- What you are asked to do:
Here are some records; quote them exactly, leaving out the pictures.

Collected data entries:

-----

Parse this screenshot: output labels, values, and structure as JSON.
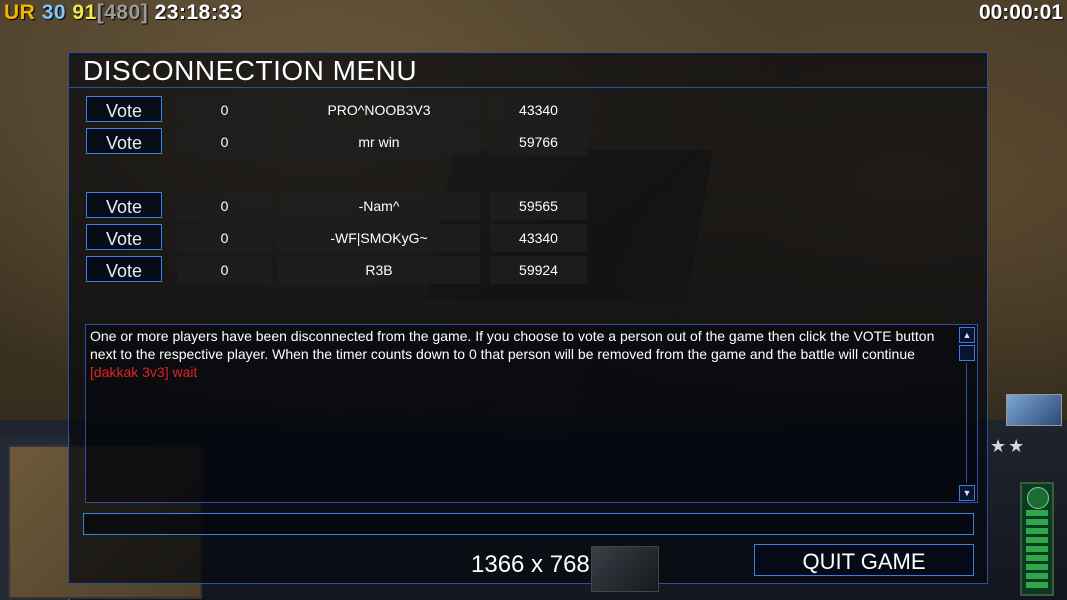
{
  "hud": {
    "ur": "UR",
    "n30": "30",
    "n91": "91",
    "n480": "[480]",
    "clock": "23:18:33",
    "timer": "00:00:01"
  },
  "dialog": {
    "title": "DISCONNECTION MENU",
    "vote_label": "Vote",
    "team1": [
      {
        "count": "0",
        "name": "PRO^NOOB3V3",
        "id": "43340"
      },
      {
        "count": "0",
        "name": "mr win",
        "id": "59766"
      }
    ],
    "team2": [
      {
        "count": "0",
        "name": "-Nam^",
        "id": "59565"
      },
      {
        "count": "0",
        "name": "-WF|SMOKyG~",
        "id": "43340"
      },
      {
        "count": "0",
        "name": "R3B",
        "id": "59924"
      }
    ],
    "message": "One or more players have been disconnected from the game. If you choose to vote a person out of the game then click the VOTE button next to the respective player. When the timer counts down to 0 that person will be removed from the game and the battle will continue",
    "chat_line": "[dakkak 3v3] wait",
    "chat_input_value": "",
    "resolution": "1366 x 768",
    "quit_label": "QUIT GAME"
  },
  "colors": {
    "accent_blue": "#3a7fe0",
    "chat_red": "#e02424"
  }
}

-----

- Task answer:
Parse this screenshot: output labels, values, and structure as JSON.
{
  "hud": {
    "ur": "UR",
    "n30": "30",
    "n91": "91",
    "n480": "[480]",
    "clock": "23:18:33",
    "timer": "00:00:01"
  },
  "dialog": {
    "title": "DISCONNECTION MENU",
    "vote_label": "Vote",
    "team1": [
      {
        "count": "0",
        "name": "PRO^NOOB3V3",
        "id": "43340"
      },
      {
        "count": "0",
        "name": "mr win",
        "id": "59766"
      }
    ],
    "team2": [
      {
        "count": "0",
        "name": "-Nam^",
        "id": "59565"
      },
      {
        "count": "0",
        "name": "-WF|SMOKyG~",
        "id": "43340"
      },
      {
        "count": "0",
        "name": "R3B",
        "id": "59924"
      }
    ],
    "message": "One or more players have been disconnected from the game. If you choose to vote a person out of the game then click the VOTE button next to the respective player. When the timer counts down to 0 that person will be removed from the game and the battle will continue",
    "chat_line": "[dakkak 3v3] wait",
    "chat_input_value": "",
    "resolution": "1366 x 768",
    "quit_label": "QUIT GAME"
  },
  "colors": {
    "accent_blue": "#3a7fe0",
    "chat_red": "#e02424"
  }
}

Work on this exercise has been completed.